Your instructions: Transcribe the records below exactly.

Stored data
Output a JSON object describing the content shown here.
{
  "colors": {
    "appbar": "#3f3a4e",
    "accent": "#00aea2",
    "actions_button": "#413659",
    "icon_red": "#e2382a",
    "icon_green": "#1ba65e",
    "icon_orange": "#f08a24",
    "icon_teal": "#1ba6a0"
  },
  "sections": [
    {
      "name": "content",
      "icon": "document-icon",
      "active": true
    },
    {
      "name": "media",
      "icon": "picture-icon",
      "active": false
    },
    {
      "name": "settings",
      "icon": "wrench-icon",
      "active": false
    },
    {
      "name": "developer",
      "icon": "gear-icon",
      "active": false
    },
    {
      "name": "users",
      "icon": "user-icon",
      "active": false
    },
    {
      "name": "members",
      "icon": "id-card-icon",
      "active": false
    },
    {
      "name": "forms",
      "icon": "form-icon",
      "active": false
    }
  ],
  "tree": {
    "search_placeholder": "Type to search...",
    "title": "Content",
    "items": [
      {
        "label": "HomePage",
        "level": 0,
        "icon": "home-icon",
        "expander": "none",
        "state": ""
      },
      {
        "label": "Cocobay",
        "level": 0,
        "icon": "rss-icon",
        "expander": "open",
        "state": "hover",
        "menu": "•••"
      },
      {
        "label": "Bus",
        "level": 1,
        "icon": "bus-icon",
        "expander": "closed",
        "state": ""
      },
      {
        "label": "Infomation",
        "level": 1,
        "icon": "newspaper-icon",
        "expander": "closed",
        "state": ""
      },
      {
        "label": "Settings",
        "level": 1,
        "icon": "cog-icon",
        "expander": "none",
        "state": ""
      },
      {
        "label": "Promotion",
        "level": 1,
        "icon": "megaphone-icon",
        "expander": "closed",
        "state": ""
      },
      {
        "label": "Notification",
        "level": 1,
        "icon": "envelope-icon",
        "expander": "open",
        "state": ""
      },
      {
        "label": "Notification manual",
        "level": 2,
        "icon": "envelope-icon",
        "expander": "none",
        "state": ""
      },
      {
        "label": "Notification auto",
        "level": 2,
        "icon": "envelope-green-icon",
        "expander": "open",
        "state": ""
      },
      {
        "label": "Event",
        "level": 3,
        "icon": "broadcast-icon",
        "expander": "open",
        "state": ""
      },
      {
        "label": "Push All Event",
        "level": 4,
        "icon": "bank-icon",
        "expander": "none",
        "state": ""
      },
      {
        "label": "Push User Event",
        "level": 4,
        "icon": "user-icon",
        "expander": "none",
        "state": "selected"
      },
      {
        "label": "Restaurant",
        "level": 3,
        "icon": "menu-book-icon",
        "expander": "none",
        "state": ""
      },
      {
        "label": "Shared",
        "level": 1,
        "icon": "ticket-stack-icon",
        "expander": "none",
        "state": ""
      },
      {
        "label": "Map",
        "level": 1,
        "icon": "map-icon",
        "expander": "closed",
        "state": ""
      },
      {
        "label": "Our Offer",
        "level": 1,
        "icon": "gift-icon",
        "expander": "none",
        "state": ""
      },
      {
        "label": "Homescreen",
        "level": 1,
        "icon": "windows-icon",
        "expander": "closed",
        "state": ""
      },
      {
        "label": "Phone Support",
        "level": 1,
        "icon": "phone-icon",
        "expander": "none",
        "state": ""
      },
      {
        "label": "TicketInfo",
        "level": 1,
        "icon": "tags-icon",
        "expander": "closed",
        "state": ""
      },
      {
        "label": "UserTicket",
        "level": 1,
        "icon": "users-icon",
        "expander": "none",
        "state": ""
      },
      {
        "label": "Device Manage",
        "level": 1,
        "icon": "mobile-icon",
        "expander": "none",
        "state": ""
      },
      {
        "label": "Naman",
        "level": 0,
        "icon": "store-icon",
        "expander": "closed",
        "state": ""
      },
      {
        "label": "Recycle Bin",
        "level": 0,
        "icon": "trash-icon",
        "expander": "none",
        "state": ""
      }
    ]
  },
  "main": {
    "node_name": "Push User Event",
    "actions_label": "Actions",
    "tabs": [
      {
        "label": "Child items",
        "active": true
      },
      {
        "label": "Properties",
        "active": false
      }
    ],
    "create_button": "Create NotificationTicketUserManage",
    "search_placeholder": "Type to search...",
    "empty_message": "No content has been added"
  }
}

Exercise result:
Output a JSON object describing the content shown here.
{
  "colors": {
    "appbar": "#3f3a4e",
    "accent": "#00aea2",
    "actions_button": "#413659",
    "icon_red": "#e2382a",
    "icon_green": "#1ba65e",
    "icon_orange": "#f08a24",
    "icon_teal": "#1ba6a0"
  },
  "sections": [
    {
      "name": "content",
      "icon": "document-icon",
      "active": true
    },
    {
      "name": "media",
      "icon": "picture-icon",
      "active": false
    },
    {
      "name": "settings",
      "icon": "wrench-icon",
      "active": false
    },
    {
      "name": "developer",
      "icon": "gear-icon",
      "active": false
    },
    {
      "name": "users",
      "icon": "user-icon",
      "active": false
    },
    {
      "name": "members",
      "icon": "id-card-icon",
      "active": false
    },
    {
      "name": "forms",
      "icon": "form-icon",
      "active": false
    }
  ],
  "tree": {
    "search_placeholder": "Type to search...",
    "title": "Content",
    "items": [
      {
        "label": "HomePage",
        "level": 0,
        "icon": "home-icon",
        "expander": "none",
        "state": ""
      },
      {
        "label": "Cocobay",
        "level": 0,
        "icon": "rss-icon",
        "expander": "open",
        "state": "hover",
        "menu": "•••"
      },
      {
        "label": "Bus",
        "level": 1,
        "icon": "bus-icon",
        "expander": "closed",
        "state": ""
      },
      {
        "label": "Infomation",
        "level": 1,
        "icon": "newspaper-icon",
        "expander": "closed",
        "state": ""
      },
      {
        "label": "Settings",
        "level": 1,
        "icon": "cog-icon",
        "expander": "none",
        "state": ""
      },
      {
        "label": "Promotion",
        "level": 1,
        "icon": "megaphone-icon",
        "expander": "closed",
        "state": ""
      },
      {
        "label": "Notification",
        "level": 1,
        "icon": "envelope-icon",
        "expander": "open",
        "state": ""
      },
      {
        "label": "Notification manual",
        "level": 2,
        "icon": "envelope-icon",
        "expander": "none",
        "state": ""
      },
      {
        "label": "Notification auto",
        "level": 2,
        "icon": "envelope-green-icon",
        "expander": "open",
        "state": ""
      },
      {
        "label": "Event",
        "level": 3,
        "icon": "broadcast-icon",
        "expander": "open",
        "state": ""
      },
      {
        "label": "Push All Event",
        "level": 4,
        "icon": "bank-icon",
        "expander": "none",
        "state": ""
      },
      {
        "label": "Push User Event",
        "level": 4,
        "icon": "user-icon",
        "expander": "none",
        "state": "selected"
      },
      {
        "label": "Restaurant",
        "level": 3,
        "icon": "menu-book-icon",
        "expander": "none",
        "state": ""
      },
      {
        "label": "Shared",
        "level": 1,
        "icon": "ticket-stack-icon",
        "expander": "none",
        "state": ""
      },
      {
        "label": "Map",
        "level": 1,
        "icon": "map-icon",
        "expander": "closed",
        "state": ""
      },
      {
        "label": "Our Offer",
        "level": 1,
        "icon": "gift-icon",
        "expander": "none",
        "state": ""
      },
      {
        "label": "Homescreen",
        "level": 1,
        "icon": "windows-icon",
        "expander": "closed",
        "state": ""
      },
      {
        "label": "Phone Support",
        "level": 1,
        "icon": "phone-icon",
        "expander": "none",
        "state": ""
      },
      {
        "label": "TicketInfo",
        "level": 1,
        "icon": "tags-icon",
        "expander": "closed",
        "state": ""
      },
      {
        "label": "UserTicket",
        "level": 1,
        "icon": "users-icon",
        "expander": "none",
        "state": ""
      },
      {
        "label": "Device Manage",
        "level": 1,
        "icon": "mobile-icon",
        "expander": "none",
        "state": ""
      },
      {
        "label": "Naman",
        "level": 0,
        "icon": "store-icon",
        "expander": "closed",
        "state": ""
      },
      {
        "label": "Recycle Bin",
        "level": 0,
        "icon": "trash-icon",
        "expander": "none",
        "state": ""
      }
    ]
  },
  "main": {
    "node_name": "Push User Event",
    "actions_label": "Actions",
    "tabs": [
      {
        "label": "Child items",
        "active": true
      },
      {
        "label": "Properties",
        "active": false
      }
    ],
    "create_button": "Create NotificationTicketUserManage",
    "search_placeholder": "Type to search...",
    "empty_message": "No content has been added"
  }
}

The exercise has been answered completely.